%%

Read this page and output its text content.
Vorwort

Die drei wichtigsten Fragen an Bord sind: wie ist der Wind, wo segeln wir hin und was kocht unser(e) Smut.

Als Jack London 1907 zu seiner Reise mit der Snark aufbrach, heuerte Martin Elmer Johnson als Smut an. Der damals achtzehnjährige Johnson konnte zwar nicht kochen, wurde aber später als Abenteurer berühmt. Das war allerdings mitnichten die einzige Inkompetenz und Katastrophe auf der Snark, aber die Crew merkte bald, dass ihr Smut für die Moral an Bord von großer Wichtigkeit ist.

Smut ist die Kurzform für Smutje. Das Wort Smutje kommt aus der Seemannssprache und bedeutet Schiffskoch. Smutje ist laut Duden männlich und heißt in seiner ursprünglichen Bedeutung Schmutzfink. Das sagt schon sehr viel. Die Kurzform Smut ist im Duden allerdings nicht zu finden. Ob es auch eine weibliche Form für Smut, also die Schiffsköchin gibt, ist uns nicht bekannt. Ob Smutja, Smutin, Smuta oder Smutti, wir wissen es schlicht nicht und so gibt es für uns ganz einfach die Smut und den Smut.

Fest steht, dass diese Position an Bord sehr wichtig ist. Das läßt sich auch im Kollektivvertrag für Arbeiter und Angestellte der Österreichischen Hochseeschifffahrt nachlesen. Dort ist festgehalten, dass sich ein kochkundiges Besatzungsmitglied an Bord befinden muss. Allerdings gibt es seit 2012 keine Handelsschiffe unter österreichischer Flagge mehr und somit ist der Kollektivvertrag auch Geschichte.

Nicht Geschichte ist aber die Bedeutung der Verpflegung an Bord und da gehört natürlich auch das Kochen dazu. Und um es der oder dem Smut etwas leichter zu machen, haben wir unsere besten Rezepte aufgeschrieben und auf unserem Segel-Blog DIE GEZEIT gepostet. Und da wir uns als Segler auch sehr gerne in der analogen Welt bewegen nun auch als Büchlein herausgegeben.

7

%%

- _What this task involves_
Filter for "Geschichte". Return all lines that hold it.

- _Written answer_
Fest steht, dass diese Position an Bord sehr wichtig ist. Das läßt sich auch im Kollektivvertrag für Arbeiter und Angestellte der Österreichischen Hochseeschifffahrt nachlesen. Dort ist festgehalten, dass sich ein kochkundiges Besatzungsmitglied an Bord befinden muss. Allerdings gibt es seit 2012 keine Handelsschiffe unter österreichischer Flagge mehr und somit ist der Kollektivvertrag auch Geschichte.
Nicht Geschichte ist aber die Bedeutung der Verpflegung an Bord und da gehört natürlich auch das Kochen dazu. Und um es der oder dem Smut etwas leichter zu machen, haben wir unsere besten Rezepte aufgeschrieben und auf unserem Segel-Blog DIE GEZEIT gepostet. Und da wir uns als Segler auch sehr gerne in der analogen Welt bewegen nun auch als Büchlein herausgegeben.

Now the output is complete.